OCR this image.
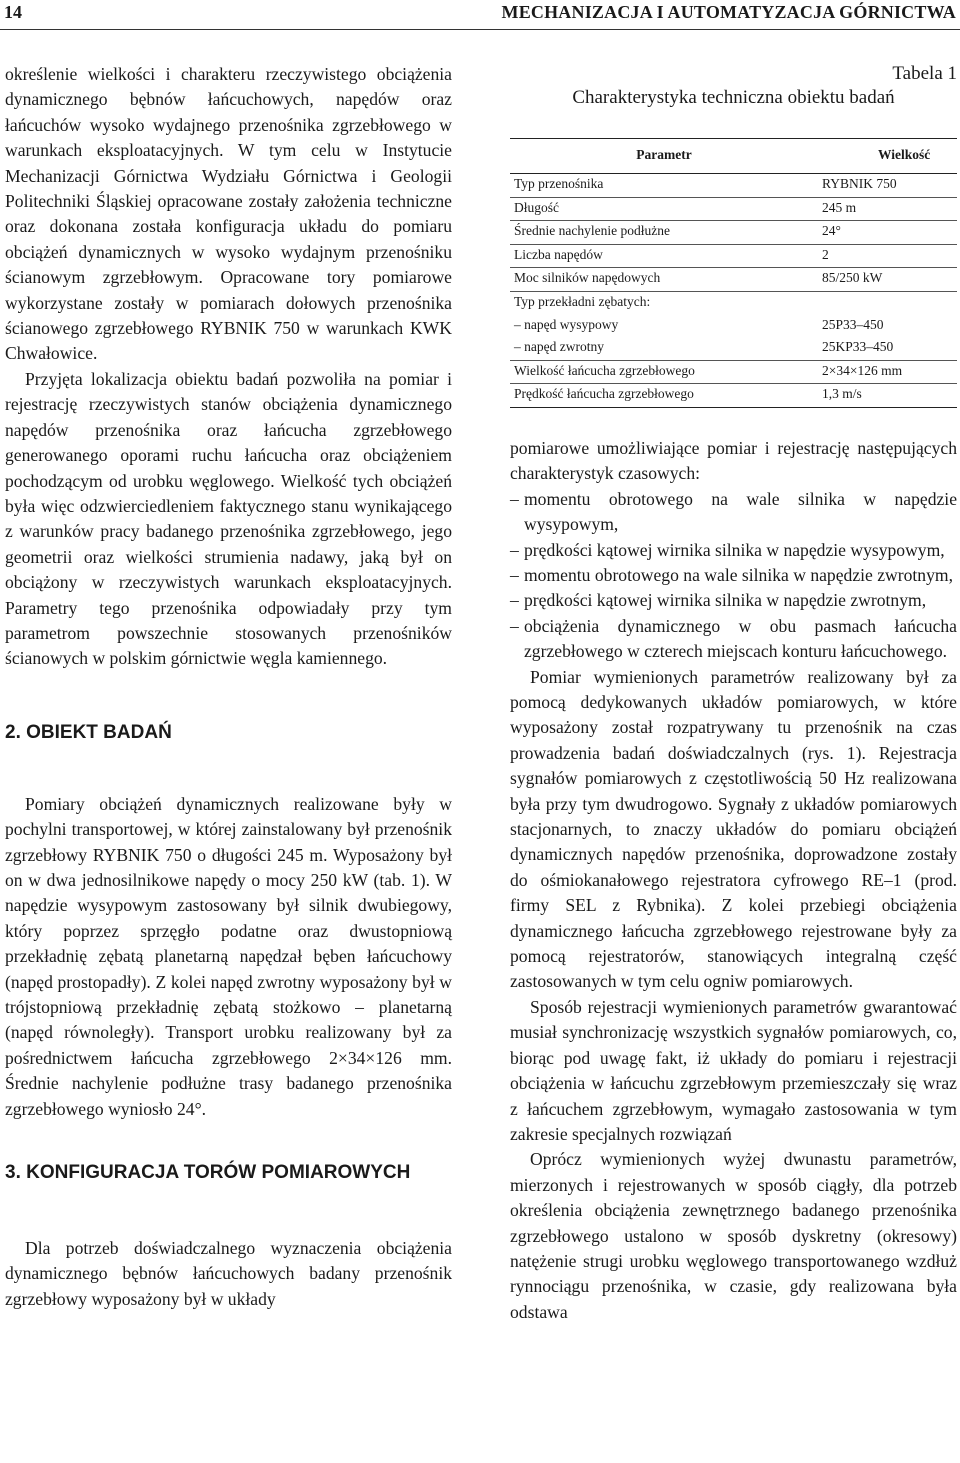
14	MECHANIZACJA I AUTOMATYZACJA GÓRNICTWA

określenie wielkości i charakteru rzeczywistego obciążenia dynamicznego bębnów łańcuchowych, napędów oraz łańcuchów wysoko wydajnego przenośnika zgrzebłowego w warunkach eksploatacyjnych. W tym celu w Instytucie Mechanizacji Górnictwa Wydziału Górnictwa i Geologii Politechniki Śląskiej opracowane zostały założenia techniczne oraz dokonana została konfiguracja układu do pomiaru obciążeń dynamicznych w wysoko wydajnym przenośniku ścianowym zgrzebłowym. Opracowane tory pomiarowe wykorzystane zostały w pomiarach dołowych przenośnika ścianowego zgrzebłowego RYBNIK 750 w warunkach KWK Chwałowice.

Przyjęta lokalizacja obiektu badań pozwoliła na pomiar i rejestrację rzeczywistych stanów obciążenia dynamicznego napędów przenośnika oraz łańcucha zgrzebłowego generowanego oporami ruchu łańcucha oraz obciążeniem pochodzącym od urobku węglowego. Wielkość tych obciążeń była więc odzwierciedleniem faktycznego stanu wynikającego z warunków pracy badanego przenośnika zgrzebłowego, jego geometrii oraz wielkości strumienia nadawy, jaką był on obciążony w rzeczywistych warunkach eksploatacyjnych. Parametry tego przenośnika odpowiadały przy tym parametrom powszechnie stosowanych przenośników ścianowych w polskim górnictwie węgla kamiennego.

2. OBIEKT BADAŃ

Pomiary obciążeń dynamicznych realizowane były w pochylni transportowej, w której zainstalowany był przenośnik zgrzebłowy RYBNIK 750 o długości 245 m. Wyposażony był on w dwa jednosilnikowe napędy o mocy 250 kW (tab. 1). W napędzie wysypowym zastosowany był silnik dwubiegowy, który poprzez sprzęgło podatne oraz dwustopniową przekładnię zębatą planetarną napędzał bęben łańcuchowy (napęd prostopadły). Z kolei napęd zwrotny wyposażony był w trójstopniową przekładnię zębatą stożkowo – planetarną (napęd równoległy). Transport urobku realizowany był za pośrednictwem łańcucha zgrzebłowego 2×34×126 mm. Średnie nachylenie podłużne trasy badanego przenośnika zgrzebłowego wyniosło 24°.

3. KONFIGURACJA TORÓW POMIAROWYCH

Dla potrzeb doświadczalnego wyznaczenia obciążenia dynamicznego bębnów łańcuchowych badany przenośnik zgrzebłowy wyposażony był w układy

Tabela 1
Charakterystyka techniczna obiektu badań
Parametr	Wielkość
Typ przenośnika	RYBNIK 750
Długość	245 m
Średnie nachylenie podłużne	24°
Liczba napędów	2
Moc silników napędowych	85/250 kW
Typ przekładni zębatych:	
– napęd wysypowy	25P33–450
– napęd zwrotny	25KP33–450
Wielkość łańcucha zgrzebłowego	2×34×126 mm
Prędkość łańcucha zgrzebłowego	1,3 m/s

pomiarowe umożliwiające pomiar i rejestrację następujących charakterystyk czasowych:

– momentu obrotowego na wale silnika w napędzie wysypowym,
– prędkości kątowej wirnika silnika w napędzie wysypowym,
– momentu obrotowego na wale silnika w napędzie zwrotnym,
– prędkości kątowej wirnika silnika w napędzie zwrotnym,
– obciążenia dynamicznego w obu pasmach łańcucha zgrzebłowego w czterech miejscach konturu łańcuchowego.

Pomiar wymienionych parametrów realizowany był za pomocą dedykowanych układów pomiarowych, w które wyposażony został rozpatrywany tu przenośnik na czas prowadzenia badań doświadczalnych (rys. 1). Rejestracja sygnałów pomiarowych z częstotliwością 50 Hz realizowana była przy tym dwudrogowo. Sygnały z układów pomiarowych stacjonarnych, to znaczy układów do pomiaru obciążeń dynamicznych napędów przenośnika, doprowadzone zostały do ośmiokanałowego rejestratora cyfrowego RE–1 (prod. firmy SEL z Rybnika). Z kolei przebiegi obciążenia dynamicznego łańcucha zgrzebłowego rejestrowane były za pomocą rejestratorów, stanowiących integralną część zastosowanych w tym celu ogniw pomiarowych.

Sposób rejestracji wymienionych parametrów gwarantować musiał synchronizację wszystkich sygnałów pomiarowych, co, biorąc pod uwagę fakt, iż układy do pomiaru i rejestracji obciążenia w łańcuchu zgrzebłowym przemieszczały się wraz z łańcuchem zgrzebłowym, wymagało zastosowania w tym zakresie specjalnych rozwiązań

Oprócz wymienionych wyżej dwunastu parametrów, mierzonych i rejestrowanych w sposób ciągły, dla potrzeb określenia obciążenia zewnętrznego badanego przenośnika zgrzebłowego ustalono w sposób dyskretny (okresowy) natężenie strugi urobku węglowego transportowanego wzdłuż rynnociągu przenośnika, w czasie, gdy realizowana była odstawa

---------------

Copy out the data above exactly, except the pictures.

- [Written response]:
OCR this image.
14	MECHANIZACJA I AUTOMATYZACJA GÓRNICTWA

określenie wielkości i charakteru rzeczywistego obciążenia dynamicznego bębnów łańcuchowych, napędów oraz łańcuchów wysoko wydajnego przenośnika zgrzebłowego w warunkach eksploatacyjnych. W tym celu w Instytucie Mechanizacji Górnictwa Wydziału Górnictwa i Geologii Politechniki Śląskiej opracowane zostały założenia techniczne oraz dokonana została konfiguracja układu do pomiaru obciążeń dynamicznych w wysoko wydajnym przenośniku ścianowym zgrzebłowym. Opracowane tory pomiarowe wykorzystane zostały w pomiarach dołowych przenośnika ścianowego zgrzebłowego RYBNIK 750 w warunkach KWK Chwałowice.

Przyjęta lokalizacja obiektu badań pozwoliła na pomiar i rejestrację rzeczywistych stanów obciążenia dynamicznego napędów przenośnika oraz łańcucha zgrzebłowego generowanego oporami ruchu łańcucha oraz obciążeniem pochodzącym od urobku węglowego. Wielkość tych obciążeń była więc odzwierciedleniem faktycznego stanu wynikającego z warunków pracy badanego przenośnika zgrzebłowego, jego geometrii oraz wielkości strumienia nadawy, jaką był on obciążony w rzeczywistych warunkach eksploatacyjnych. Parametry tego przenośnika odpowiadały przy tym parametrom powszechnie stosowanych przenośników ścianowych w polskim górnictwie węgla kamiennego.

2. OBIEKT BADAŃ

Pomiary obciążeń dynamicznych realizowane były w pochylni transportowej, w której zainstalowany był przenośnik zgrzebłowy RYBNIK 750 o długości 245 m. Wyposażony był on w dwa jednosilnikowe napędy o mocy 250 kW (tab. 1). W napędzie wysypowym zastosowany był silnik dwubiegowy, który poprzez sprzęgło podatne oraz dwustopniową przekładnię zębatą planetarną napędzał bęben łańcuchowy (napęd prostopadły). Z kolei napęd zwrotny wyposażony był w trójstopniową przekładnię zębatą stożkowo – planetarną (napęd równoległy). Transport urobku realizowany był za pośrednictwem łańcucha zgrzebłowego 2×34×126 mm. Średnie nachylenie podłużne trasy badanego przenośnika zgrzebłowego wyniosło 24°.

3. KONFIGURACJA TORÓW POMIAROWYCH

Dla potrzeb doświadczalnego wyznaczenia obciążenia dynamicznego bębnów łańcuchowych badany przenośnik zgrzebłowy wyposażony był w układy

Tabela 1
Charakterystyka techniczna obiektu badań
Parametr	Wielkość
Typ przenośnika	RYBNIK 750
Długość	245 m
Średnie nachylenie podłużne	24°
Liczba napędów	2
Moc silników napędowych	85/250 kW
Typ przekładni zębatych:	
– napęd wysypowy	25P33–450
– napęd zwrotny	25KP33–450
Wielkość łańcucha zgrzebłowego	2×34×126 mm
Prędkość łańcucha zgrzebłowego	1,3 m/s

pomiarowe umożliwiające pomiar i rejestrację następujących charakterystyk czasowych:

– momentu obrotowego na wale silnika w napędzie wysypowym,
– prędkości kątowej wirnika silnika w napędzie wysypowym,
– momentu obrotowego na wale silnika w napędzie zwrotnym,
– prędkości kątowej wirnika silnika w napędzie zwrotnym,
– obciążenia dynamicznego w obu pasmach łańcucha zgrzebłowego w czterech miejscach konturu łańcuchowego.

Pomiar wymienionych parametrów realizowany był za pomocą dedykowanych układów pomiarowych, w które wyposażony został rozpatrywany tu przenośnik na czas prowadzenia badań doświadczalnych (rys. 1). Rejestracja sygnałów pomiarowych z częstotliwością 50 Hz realizowana była przy tym dwudrogowo. Sygnały z układów pomiarowych stacjonarnych, to znaczy układów do pomiaru obciążeń dynamicznych napędów przenośnika, doprowadzone zostały do ośmiokanałowego rejestratora cyfrowego RE–1 (prod. firmy SEL z Rybnika). Z kolei przebiegi obciążenia dynamicznego łańcucha zgrzebłowego rejestrowane były za pomocą rejestratorów, stanowiących integralną część zastosowanych w tym celu ogniw pomiarowych.

Sposób rejestracji wymienionych parametrów gwarantować musiał synchronizację wszystkich sygnałów pomiarowych, co, biorąc pod uwagę fakt, iż układy do pomiaru i rejestracji obciążenia w łańcuchu zgrzebłowym przemieszczały się wraz z łańcuchem zgrzebłowym, wymagało zastosowania w tym zakresie specjalnych rozwiązań

Oprócz wymienionych wyżej dwunastu parametrów, mierzonych i rejestrowanych w sposób ciągły, dla potrzeb określenia obciążenia zewnętrznego badanego przenośnika zgrzebłowego ustalono w sposób dyskretny (okresowy) natężenie strugi urobku węglowego transportowanego wzdłuż rynnociągu przenośnika, w czasie, gdy realizowana była odstawa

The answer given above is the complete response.